**Requirements**
Find how many lines in the material contain "複数チェック可"; your answer should be that number alone.

Dataset entries
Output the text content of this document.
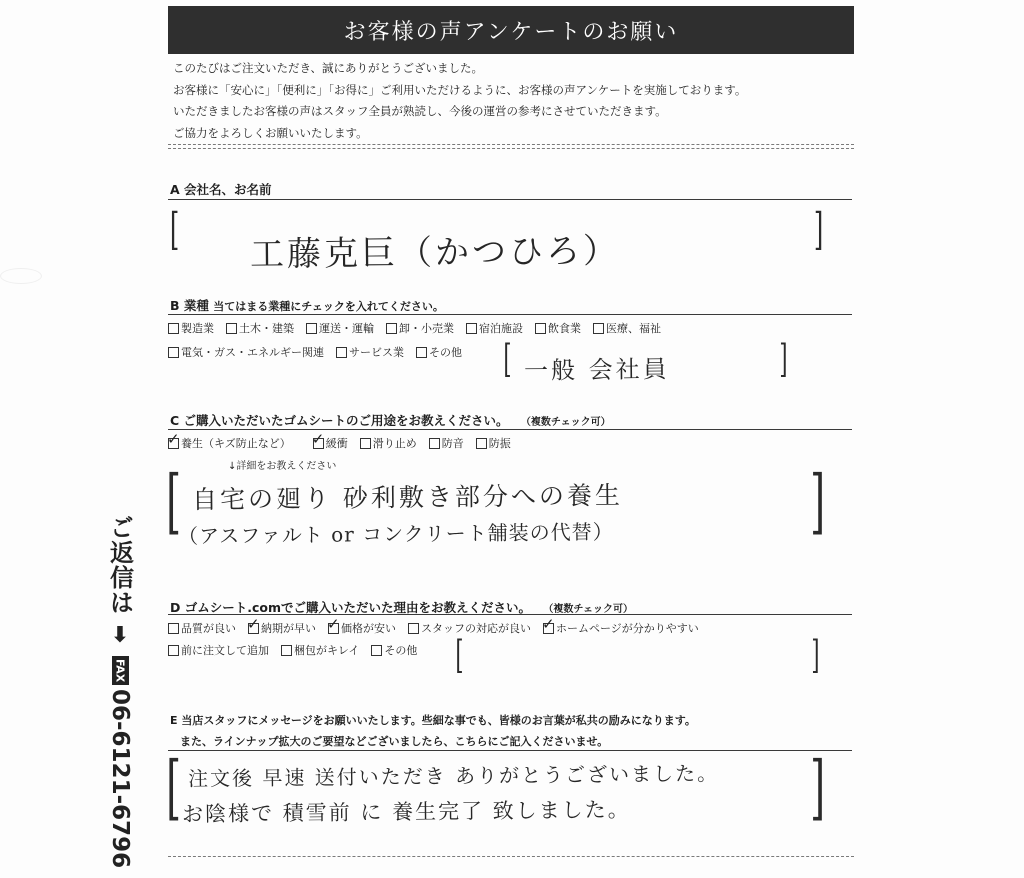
お客様の声アンケートのお願い
このたびはご注文いただき、誠にありがとうございました。
お客様に「安心に」「便利に」「お得に」ご利用いただけるように、お客様の声アンケートを実施しております。
いただきましたお客様の声はスタッフ全員が熟読し、今後の運営の参考にさせていただきます。
ご協力をよろしくお願いいたします。
A 会社名、お名前
[	]
工藤克巨（かつひろ）
B 業種 当てはまる業種にチェックを入れてください。
製造業 土木・建築 運送・運輸 卸・小売業 宿泊施設 飲食業 医療、福祉
電気・ガス・エネルギー関連 サービス業 その他 [	]
一般 会社員
C ご購入いただいたゴムシートのご用途をお教えください。 （複数チェック可）
✓
養生（キズ防止など） ✓	緩衝 滑り止め 防音 防振
↓詳細をお教えください
[	]
自宅の廻り 砂利敷き部分への養生
（アスファルト or コンクリート舗装の代替）
D ゴムシート.comでご購入いただいた理由をお教えください。 （複数チェック可）
品質が良い ✓ 納期が早い ✓ 価格が安い スタッフの対応が良い ✓ ホームページが分かりやすい
前に注文して追加 梱包がキレイ その他 [	]
E 当店スタッフにメッセージをお願いいたします。些細な事でも、皆様のお言葉が私共の励みになります。
また、ラインナップ拡大のご要望などございましたら、こちらにご記入くださいませ。
[	]
注文後 早速 送付いただき ありがとうございました。
お陰様で 積雪前 に 養生完了 致しました。
ご返信は
⬇
FAX
06-6121-6796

**Response to this exercise**
2